## [THE TASK]
What number of lines in the material contain the word "period"? Give that number alone.

## [Dataset excerpt]

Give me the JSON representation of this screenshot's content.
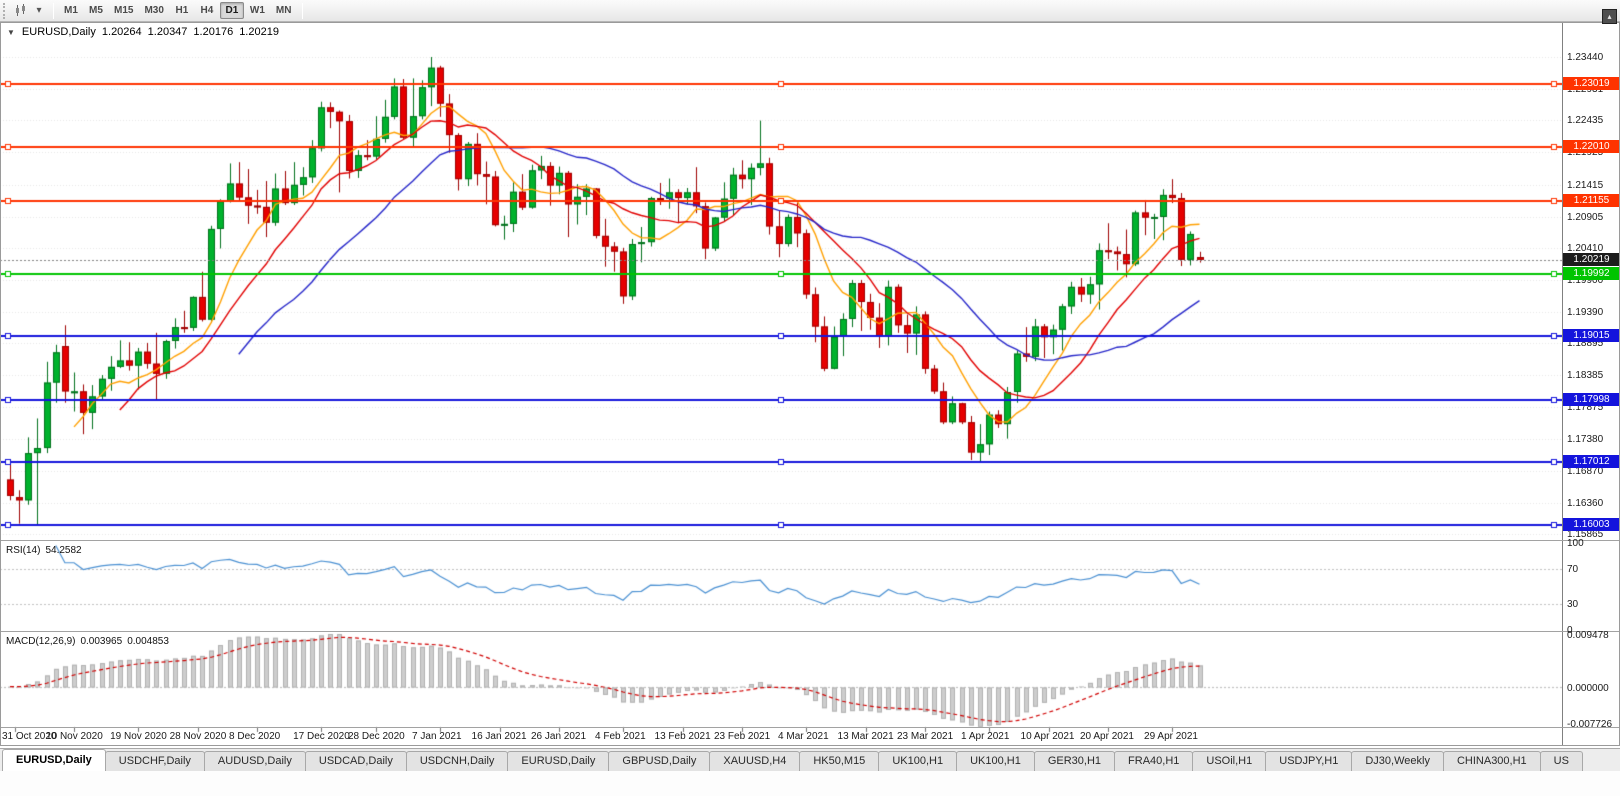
{
  "toolbar": {
    "timeframes": [
      "M1",
      "M5",
      "M15",
      "M30",
      "H1",
      "H4",
      "D1",
      "W1",
      "MN"
    ],
    "active_timeframe": "D1",
    "caret_glyph": "▾",
    "window_control_glyph": "▴"
  },
  "window": {
    "collapse_glyph": "▼",
    "title_symbol": "EURUSD,Daily",
    "ohlc": {
      "open": "1.20264",
      "high": "1.20347",
      "low": "1.20176",
      "close": "1.20219"
    }
  },
  "chart_data": {
    "type": "candlestick",
    "symbol": "EURUSD",
    "period": "Daily",
    "date_range": "30 Oct 2020 - 4 May 2021",
    "interval": "1 day",
    "price_range": [
      1.1577,
      1.2371
    ],
    "price_axis_ticks": [
      "1.23440",
      "1.22931",
      "1.22435",
      "1.21925",
      "1.21415",
      "1.20905",
      "1.20410",
      "1.19900",
      "1.19390",
      "1.18895",
      "1.18385",
      "1.17875",
      "1.17380",
      "1.16870",
      "1.16360",
      "1.15865"
    ],
    "time_labels": [
      {
        "text": "31 Oct 2020",
        "i": 0.5
      },
      {
        "text": "10 Nov 2020",
        "i": 7
      },
      {
        "text": "19 Nov 2020",
        "i": 14
      },
      {
        "text": "28 Nov 2020",
        "i": 20.5
      },
      {
        "text": "8 Dec 2020",
        "i": 27
      },
      {
        "text": "17 Dec 2020",
        "i": 34
      },
      {
        "text": "28 Dec 2020",
        "i": 40
      },
      {
        "text": "7 Jan 2021",
        "i": 47
      },
      {
        "text": "16 Jan 2021",
        "i": 53.5
      },
      {
        "text": "26 Jan 2021",
        "i": 60
      },
      {
        "text": "4 Feb 2021",
        "i": 67
      },
      {
        "text": "13 Feb 2021",
        "i": 73.5
      },
      {
        "text": "23 Feb 2021",
        "i": 80
      },
      {
        "text": "4 Mar 2021",
        "i": 87
      },
      {
        "text": "13 Mar 2021",
        "i": 93.5
      },
      {
        "text": "23 Mar 2021",
        "i": 100
      },
      {
        "text": "1 Apr 2021",
        "i": 107
      },
      {
        "text": "10 Apr 2021",
        "i": 113.5
      },
      {
        "text": "20 Apr 2021",
        "i": 120
      },
      {
        "text": "29 Apr 2021",
        "i": 127
      }
    ],
    "current_price": "1.20219",
    "candle_up_color": "#00B22D",
    "candle_down_color": "#E60000",
    "hlines": [
      {
        "price": 1.23019,
        "label": "1.23019",
        "color": "#FF3300"
      },
      {
        "price": 1.2201,
        "label": "1.22010",
        "color": "#FF3300"
      },
      {
        "price": 1.21155,
        "label": "1.21155",
        "color": "#FF3300"
      },
      {
        "price": 1.19992,
        "label": "1.19992",
        "color": "#00C400"
      },
      {
        "price": 1.19015,
        "label": "1.19015",
        "color": "#1414DC"
      },
      {
        "price": 1.17998,
        "label": "1.17998",
        "color": "#1414DC"
      },
      {
        "price": 1.17012,
        "label": "1.17012",
        "color": "#1414DC"
      },
      {
        "price": 1.16003,
        "label": "1.16003",
        "color": "#1414DC"
      }
    ],
    "moving_averages": [
      {
        "period": 8,
        "color": "#FFA000"
      },
      {
        "period": 13,
        "color": "#E10000"
      },
      {
        "period": 26,
        "color": "#2626C9"
      }
    ],
    "rsi": {
      "name": "RSI(14)",
      "value": "54.2582",
      "period": 14,
      "color": "#4A90D2",
      "levels": [
        70,
        30
      ],
      "axis_labels": [
        {
          "v": 100,
          "text": "100"
        },
        {
          "v": 70,
          "text": "70"
        },
        {
          "v": 30,
          "text": "30"
        },
        {
          "v": 0,
          "text": "0"
        }
      ]
    },
    "macd": {
      "name": "MACD(12,26,9)",
      "value_main": "0.003965",
      "value_signal": "0.004853",
      "fast": 12,
      "slow": 26,
      "signal": 9,
      "axis_max": "0.009478",
      "axis_zero": "0.000000",
      "axis_min": "-0.007726",
      "hist_fill": "#CDCDCD",
      "hist_stroke": "#B2B2B2",
      "signal_color": "#D00000"
    },
    "ohlc": [
      [
        1.1673,
        1.1704,
        1.164,
        1.1647
      ],
      [
        1.1645,
        1.1656,
        1.1603,
        1.164
      ],
      [
        1.164,
        1.174,
        1.1633,
        1.1715
      ],
      [
        1.1715,
        1.177,
        1.1602,
        1.1723
      ],
      [
        1.1723,
        1.186,
        1.1715,
        1.1827
      ],
      [
        1.1827,
        1.1887,
        1.1795,
        1.1875
      ],
      [
        1.1885,
        1.1918,
        1.1795,
        1.1813
      ],
      [
        1.1813,
        1.1843,
        1.1781,
        1.1813
      ],
      [
        1.1813,
        1.1824,
        1.1745,
        1.1779
      ],
      [
        1.1779,
        1.1823,
        1.1753,
        1.1805
      ],
      [
        1.1805,
        1.1839,
        1.1799,
        1.1833
      ],
      [
        1.1833,
        1.1869,
        1.1814,
        1.1852
      ],
      [
        1.1852,
        1.1894,
        1.185,
        1.1862
      ],
      [
        1.1862,
        1.1891,
        1.1846,
        1.1854
      ],
      [
        1.1854,
        1.1882,
        1.1816,
        1.1876
      ],
      [
        1.1876,
        1.189,
        1.1849,
        1.1857
      ],
      [
        1.1857,
        1.1906,
        1.18,
        1.1841
      ],
      [
        1.1841,
        1.1895,
        1.1833,
        1.1893
      ],
      [
        1.1893,
        1.1929,
        1.1881,
        1.1915
      ],
      [
        1.1915,
        1.1941,
        1.1906,
        1.1914
      ],
      [
        1.1914,
        1.1964,
        1.1909,
        1.1963
      ],
      [
        1.1963,
        1.2003,
        1.1924,
        1.1927
      ],
      [
        1.1927,
        1.2076,
        1.1922,
        1.2071
      ],
      [
        1.2071,
        1.2118,
        1.204,
        1.2115
      ],
      [
        1.2115,
        1.2175,
        1.2113,
        1.2143
      ],
      [
        1.2143,
        1.2177,
        1.2115,
        1.2121
      ],
      [
        1.2121,
        1.2166,
        1.2079,
        1.2108
      ],
      [
        1.2108,
        1.2133,
        1.2095,
        1.2106
      ],
      [
        1.2106,
        1.2147,
        1.2058,
        1.2081
      ],
      [
        1.2081,
        1.2159,
        1.2076,
        1.2135
      ],
      [
        1.2135,
        1.2163,
        1.2109,
        1.2112
      ],
      [
        1.2112,
        1.2177,
        1.2109,
        1.2141
      ],
      [
        1.2141,
        1.2169,
        1.2124,
        1.2153
      ],
      [
        1.2153,
        1.2212,
        1.2144,
        1.2199
      ],
      [
        1.2199,
        1.2273,
        1.2194,
        1.2264
      ],
      [
        1.2264,
        1.2272,
        1.2231,
        1.2257
      ],
      [
        1.2257,
        1.2259,
        1.2129,
        1.2242
      ],
      [
        1.2242,
        1.2252,
        1.2151,
        1.2163
      ],
      [
        1.2163,
        1.2196,
        1.2152,
        1.2188
      ],
      [
        1.2188,
        1.2212,
        1.218,
        1.2186
      ],
      [
        1.2186,
        1.225,
        1.2181,
        1.2214
      ],
      [
        1.2214,
        1.2276,
        1.2208,
        1.2249
      ],
      [
        1.2249,
        1.231,
        1.2245,
        1.2297
      ],
      [
        1.2297,
        1.2309,
        1.2214,
        1.2216
      ],
      [
        1.2216,
        1.231,
        1.22,
        1.225
      ],
      [
        1.225,
        1.2307,
        1.2245,
        1.2296
      ],
      [
        1.2296,
        1.2344,
        1.2266,
        1.2327
      ],
      [
        1.2327,
        1.233,
        1.2249,
        1.227
      ],
      [
        1.227,
        1.2285,
        1.2192,
        1.222
      ],
      [
        1.222,
        1.2223,
        1.2132,
        1.215
      ],
      [
        1.215,
        1.2209,
        1.2139,
        1.2206
      ],
      [
        1.2206,
        1.2223,
        1.214,
        1.2158
      ],
      [
        1.2158,
        1.2178,
        1.211,
        1.2154
      ],
      [
        1.2154,
        1.2163,
        1.2075,
        1.2077
      ],
      [
        1.2077,
        1.2092,
        1.2054,
        1.2079
      ],
      [
        1.2079,
        1.2145,
        1.2066,
        1.213
      ],
      [
        1.213,
        1.2158,
        1.2101,
        1.2105
      ],
      [
        1.2105,
        1.2173,
        1.2103,
        1.2164
      ],
      [
        1.2164,
        1.2187,
        1.215,
        1.2171
      ],
      [
        1.2171,
        1.2177,
        1.2108,
        1.214
      ],
      [
        1.214,
        1.217,
        1.2126,
        1.216
      ],
      [
        1.216,
        1.2163,
        1.2058,
        1.211
      ],
      [
        1.211,
        1.2142,
        1.2078,
        1.2122
      ],
      [
        1.2122,
        1.2142,
        1.2093,
        1.2135
      ],
      [
        1.2135,
        1.2136,
        1.2056,
        1.206
      ],
      [
        1.206,
        1.2087,
        1.2011,
        1.2043
      ],
      [
        1.2043,
        1.205,
        1.2003,
        1.2035
      ],
      [
        1.2035,
        1.2041,
        1.1952,
        1.1964
      ],
      [
        1.1964,
        1.2055,
        1.1958,
        1.2047
      ],
      [
        1.2047,
        1.2074,
        1.2018,
        1.205
      ],
      [
        1.205,
        1.2122,
        1.2043,
        1.212
      ],
      [
        1.212,
        1.2144,
        1.2109,
        1.2119
      ],
      [
        1.2119,
        1.2151,
        1.2103,
        1.2129
      ],
      [
        1.2129,
        1.2134,
        1.208,
        1.212
      ],
      [
        1.212,
        1.2136,
        1.211,
        1.2129
      ],
      [
        1.2129,
        1.2169,
        1.2096,
        1.2107
      ],
      [
        1.2107,
        1.2113,
        1.2023,
        1.204
      ],
      [
        1.204,
        1.209,
        1.2036,
        1.2089
      ],
      [
        1.2089,
        1.2145,
        1.2082,
        1.2119
      ],
      [
        1.2119,
        1.2168,
        1.2092,
        1.2157
      ],
      [
        1.2157,
        1.218,
        1.2135,
        1.215
      ],
      [
        1.215,
        1.2175,
        1.2109,
        1.2168
      ],
      [
        1.2168,
        1.2243,
        1.2156,
        1.2175
      ],
      [
        1.2175,
        1.2184,
        1.2062,
        1.2075
      ],
      [
        1.2075,
        1.2101,
        1.2026,
        1.2047
      ],
      [
        1.2047,
        1.2094,
        1.2043,
        1.209
      ],
      [
        1.209,
        1.2113,
        1.2042,
        1.2064
      ],
      [
        1.2064,
        1.207,
        1.196,
        1.1967
      ],
      [
        1.1967,
        1.1978,
        1.1891,
        1.1916
      ],
      [
        1.1916,
        1.1932,
        1.1845,
        1.1849
      ],
      [
        1.1849,
        1.1916,
        1.1848,
        1.19
      ],
      [
        1.19,
        1.1937,
        1.1869,
        1.1928
      ],
      [
        1.1928,
        1.199,
        1.1915,
        1.1985
      ],
      [
        1.1985,
        1.199,
        1.1909,
        1.1955
      ],
      [
        1.1955,
        1.1968,
        1.1911,
        1.193
      ],
      [
        1.193,
        1.1953,
        1.1882,
        1.1901
      ],
      [
        1.1901,
        1.1989,
        1.1886,
        1.1979
      ],
      [
        1.1979,
        1.1983,
        1.1906,
        1.1918
      ],
      [
        1.1918,
        1.1935,
        1.1874,
        1.1905
      ],
      [
        1.1905,
        1.1948,
        1.1871,
        1.1935
      ],
      [
        1.1935,
        1.194,
        1.1841,
        1.1849
      ],
      [
        1.1849,
        1.1855,
        1.1809,
        1.1813
      ],
      [
        1.1813,
        1.1827,
        1.1761,
        1.1764
      ],
      [
        1.1764,
        1.1805,
        1.1761,
        1.1794
      ],
      [
        1.1794,
        1.1795,
        1.1761,
        1.1764
      ],
      [
        1.1764,
        1.1774,
        1.1704,
        1.1716
      ],
      [
        1.1716,
        1.1761,
        1.1702,
        1.1729
      ],
      [
        1.1729,
        1.1781,
        1.1712,
        1.1776
      ],
      [
        1.1776,
        1.1783,
        1.1755,
        1.1761
      ],
      [
        1.1761,
        1.182,
        1.1738,
        1.1812
      ],
      [
        1.1812,
        1.1878,
        1.1795,
        1.1873
      ],
      [
        1.1873,
        1.1915,
        1.186,
        1.1868
      ],
      [
        1.1868,
        1.1928,
        1.1861,
        1.1916
      ],
      [
        1.1916,
        1.192,
        1.1866,
        1.1899
      ],
      [
        1.1899,
        1.1919,
        1.1872,
        1.1911
      ],
      [
        1.1911,
        1.1952,
        1.1878,
        1.1948
      ],
      [
        1.1948,
        1.1987,
        1.1936,
        1.1979
      ],
      [
        1.1979,
        1.1993,
        1.1955,
        1.1967
      ],
      [
        1.1967,
        1.1995,
        1.1952,
        1.1983
      ],
      [
        1.1983,
        1.2048,
        1.1943,
        1.2037
      ],
      [
        1.2037,
        1.208,
        1.2023,
        1.2035
      ],
      [
        1.2035,
        1.2043,
        1.2005,
        1.2031
      ],
      [
        1.2031,
        1.207,
        1.1994,
        1.2015
      ],
      [
        1.2015,
        1.21,
        1.2012,
        1.2097
      ],
      [
        1.2097,
        1.2117,
        1.2061,
        1.2089
      ],
      [
        1.2089,
        1.2095,
        1.2055,
        1.209
      ],
      [
        1.209,
        1.2134,
        1.2053,
        1.2125
      ],
      [
        1.2125,
        1.215,
        1.2112,
        1.212
      ],
      [
        1.212,
        1.2128,
        1.2012,
        1.2022
      ],
      [
        1.2022,
        1.2067,
        1.2013,
        1.2063
      ],
      [
        1.20264,
        1.20347,
        1.20176,
        1.20219
      ]
    ]
  },
  "tabs": [
    {
      "label": "EURUSD,Daily",
      "active": true
    },
    {
      "label": "USDCHF,Daily"
    },
    {
      "label": "AUDUSD,Daily"
    },
    {
      "label": "USDCAD,Daily"
    },
    {
      "label": "USDCNH,Daily"
    },
    {
      "label": "EURUSD,Daily"
    },
    {
      "label": "GBPUSD,Daily"
    },
    {
      "label": "XAUUSD,H4"
    },
    {
      "label": "HK50,M15"
    },
    {
      "label": "UK100,H1"
    },
    {
      "label": "UK100,H1"
    },
    {
      "label": "GER30,H1"
    },
    {
      "label": "FRA40,H1"
    },
    {
      "label": "USOil,H1"
    },
    {
      "label": "USDJPY,H1"
    },
    {
      "label": "DJ30,Weekly"
    },
    {
      "label": "CHINA300,H1"
    },
    {
      "label": "US"
    }
  ]
}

## [FULL ANSWER]
5